→ Aim:
Copy out each line that includes the word "shoes".

→ Provided records:
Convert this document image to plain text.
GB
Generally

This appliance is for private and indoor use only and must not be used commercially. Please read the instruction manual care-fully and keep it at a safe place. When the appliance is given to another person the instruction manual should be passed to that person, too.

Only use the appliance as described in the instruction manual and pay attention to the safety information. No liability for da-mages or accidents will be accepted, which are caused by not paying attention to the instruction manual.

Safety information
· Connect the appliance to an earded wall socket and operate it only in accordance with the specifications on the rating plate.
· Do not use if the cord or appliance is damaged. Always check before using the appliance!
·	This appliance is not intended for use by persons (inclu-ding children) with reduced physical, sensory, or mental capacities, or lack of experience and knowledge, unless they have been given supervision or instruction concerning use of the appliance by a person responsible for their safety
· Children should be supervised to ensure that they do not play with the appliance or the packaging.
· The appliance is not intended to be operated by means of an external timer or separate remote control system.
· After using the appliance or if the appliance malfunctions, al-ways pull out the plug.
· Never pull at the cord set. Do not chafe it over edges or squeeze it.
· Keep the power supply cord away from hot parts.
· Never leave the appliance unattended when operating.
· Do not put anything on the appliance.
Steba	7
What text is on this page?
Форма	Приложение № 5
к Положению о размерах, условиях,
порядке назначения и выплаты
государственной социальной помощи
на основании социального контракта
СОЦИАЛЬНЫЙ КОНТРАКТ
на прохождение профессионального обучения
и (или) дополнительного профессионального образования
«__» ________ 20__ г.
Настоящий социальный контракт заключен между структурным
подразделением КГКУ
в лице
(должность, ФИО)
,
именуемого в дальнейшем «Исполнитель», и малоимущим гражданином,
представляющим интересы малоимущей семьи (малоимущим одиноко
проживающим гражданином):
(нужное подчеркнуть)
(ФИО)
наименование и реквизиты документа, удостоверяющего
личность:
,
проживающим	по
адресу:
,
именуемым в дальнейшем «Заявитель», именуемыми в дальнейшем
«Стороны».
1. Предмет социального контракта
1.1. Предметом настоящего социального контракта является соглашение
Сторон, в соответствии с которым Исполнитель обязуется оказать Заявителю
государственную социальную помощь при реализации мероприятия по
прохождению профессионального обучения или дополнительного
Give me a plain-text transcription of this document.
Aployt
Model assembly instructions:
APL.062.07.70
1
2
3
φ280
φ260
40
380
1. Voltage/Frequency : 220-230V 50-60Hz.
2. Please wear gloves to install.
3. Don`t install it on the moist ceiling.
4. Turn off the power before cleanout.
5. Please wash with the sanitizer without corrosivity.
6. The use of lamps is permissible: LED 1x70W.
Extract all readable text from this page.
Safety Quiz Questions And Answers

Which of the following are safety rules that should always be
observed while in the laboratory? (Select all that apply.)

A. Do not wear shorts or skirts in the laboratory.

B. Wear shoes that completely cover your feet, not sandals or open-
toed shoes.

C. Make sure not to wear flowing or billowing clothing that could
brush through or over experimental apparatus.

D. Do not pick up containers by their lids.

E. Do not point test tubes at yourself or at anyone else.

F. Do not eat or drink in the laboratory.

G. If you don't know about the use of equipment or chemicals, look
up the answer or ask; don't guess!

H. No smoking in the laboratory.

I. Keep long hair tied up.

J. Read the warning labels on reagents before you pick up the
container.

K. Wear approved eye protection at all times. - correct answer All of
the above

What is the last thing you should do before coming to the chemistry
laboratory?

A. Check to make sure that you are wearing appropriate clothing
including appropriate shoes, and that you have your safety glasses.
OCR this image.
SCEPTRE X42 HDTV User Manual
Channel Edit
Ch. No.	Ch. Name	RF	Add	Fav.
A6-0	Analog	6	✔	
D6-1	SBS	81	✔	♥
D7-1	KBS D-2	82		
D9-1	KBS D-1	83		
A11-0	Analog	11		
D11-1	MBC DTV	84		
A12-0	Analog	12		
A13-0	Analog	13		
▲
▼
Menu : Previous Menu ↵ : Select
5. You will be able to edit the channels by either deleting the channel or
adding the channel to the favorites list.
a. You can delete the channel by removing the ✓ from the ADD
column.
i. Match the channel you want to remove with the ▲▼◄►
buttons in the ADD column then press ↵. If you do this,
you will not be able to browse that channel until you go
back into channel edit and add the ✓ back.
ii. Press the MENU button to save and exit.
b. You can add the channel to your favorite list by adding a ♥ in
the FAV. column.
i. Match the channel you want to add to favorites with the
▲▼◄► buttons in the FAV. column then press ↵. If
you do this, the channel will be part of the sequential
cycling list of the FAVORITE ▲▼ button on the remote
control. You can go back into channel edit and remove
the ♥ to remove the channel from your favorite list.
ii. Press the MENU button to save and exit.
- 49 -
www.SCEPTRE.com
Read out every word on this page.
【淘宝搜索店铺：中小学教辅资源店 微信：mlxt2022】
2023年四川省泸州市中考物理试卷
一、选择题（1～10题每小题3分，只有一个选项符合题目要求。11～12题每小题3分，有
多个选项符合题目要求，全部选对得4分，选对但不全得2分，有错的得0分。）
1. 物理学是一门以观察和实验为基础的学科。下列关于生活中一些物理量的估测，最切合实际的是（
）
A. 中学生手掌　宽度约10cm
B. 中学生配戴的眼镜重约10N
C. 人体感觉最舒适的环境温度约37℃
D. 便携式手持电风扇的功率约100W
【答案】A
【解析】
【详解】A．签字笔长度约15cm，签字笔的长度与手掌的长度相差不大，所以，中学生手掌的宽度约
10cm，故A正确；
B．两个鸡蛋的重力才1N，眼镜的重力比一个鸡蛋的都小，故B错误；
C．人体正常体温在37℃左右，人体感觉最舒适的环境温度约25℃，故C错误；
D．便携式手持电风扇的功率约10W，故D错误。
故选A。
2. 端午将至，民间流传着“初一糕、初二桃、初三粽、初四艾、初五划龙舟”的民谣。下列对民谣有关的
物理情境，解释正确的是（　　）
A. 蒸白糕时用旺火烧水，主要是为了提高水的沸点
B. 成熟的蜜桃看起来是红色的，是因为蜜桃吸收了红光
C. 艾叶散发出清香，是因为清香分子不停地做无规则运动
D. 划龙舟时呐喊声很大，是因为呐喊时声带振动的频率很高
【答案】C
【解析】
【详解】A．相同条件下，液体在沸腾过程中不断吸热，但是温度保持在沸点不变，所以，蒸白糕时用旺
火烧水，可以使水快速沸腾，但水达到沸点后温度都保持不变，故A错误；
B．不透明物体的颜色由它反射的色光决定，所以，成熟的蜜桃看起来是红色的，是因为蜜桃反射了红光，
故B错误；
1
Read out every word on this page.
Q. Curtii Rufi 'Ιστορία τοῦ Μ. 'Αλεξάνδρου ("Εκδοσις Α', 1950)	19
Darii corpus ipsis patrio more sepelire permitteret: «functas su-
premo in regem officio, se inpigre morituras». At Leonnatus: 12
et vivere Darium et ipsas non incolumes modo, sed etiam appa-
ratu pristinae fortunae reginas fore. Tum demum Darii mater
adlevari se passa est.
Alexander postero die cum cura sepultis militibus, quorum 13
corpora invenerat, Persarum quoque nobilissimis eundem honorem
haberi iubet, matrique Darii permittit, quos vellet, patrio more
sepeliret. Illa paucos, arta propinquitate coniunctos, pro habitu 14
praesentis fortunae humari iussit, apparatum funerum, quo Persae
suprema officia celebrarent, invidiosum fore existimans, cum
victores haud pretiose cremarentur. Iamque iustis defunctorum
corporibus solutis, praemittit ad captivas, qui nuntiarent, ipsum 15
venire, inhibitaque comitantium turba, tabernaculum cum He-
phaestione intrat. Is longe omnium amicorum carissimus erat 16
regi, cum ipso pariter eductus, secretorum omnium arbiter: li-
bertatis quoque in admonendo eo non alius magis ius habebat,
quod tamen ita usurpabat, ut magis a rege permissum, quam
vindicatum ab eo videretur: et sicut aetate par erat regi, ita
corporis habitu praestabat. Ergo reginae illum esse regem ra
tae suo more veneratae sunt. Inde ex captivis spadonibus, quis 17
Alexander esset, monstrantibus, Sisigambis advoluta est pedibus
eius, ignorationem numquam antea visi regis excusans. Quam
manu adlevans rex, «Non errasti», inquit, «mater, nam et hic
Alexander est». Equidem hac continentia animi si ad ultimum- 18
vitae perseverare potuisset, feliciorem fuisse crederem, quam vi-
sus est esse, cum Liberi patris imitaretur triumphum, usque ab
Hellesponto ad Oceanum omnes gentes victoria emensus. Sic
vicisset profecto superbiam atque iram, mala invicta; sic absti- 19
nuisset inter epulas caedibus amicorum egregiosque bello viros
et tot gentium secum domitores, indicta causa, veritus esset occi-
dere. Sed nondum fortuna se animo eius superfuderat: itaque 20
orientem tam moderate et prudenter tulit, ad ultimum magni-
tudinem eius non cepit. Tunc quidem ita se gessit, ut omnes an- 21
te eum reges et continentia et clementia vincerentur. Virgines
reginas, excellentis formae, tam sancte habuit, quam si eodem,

→ Exercise response:
B. Wear shoes that completely cover your feet, not sandals or open-
toed shoes.
including appropriate shoes, and that you have your safety glasses.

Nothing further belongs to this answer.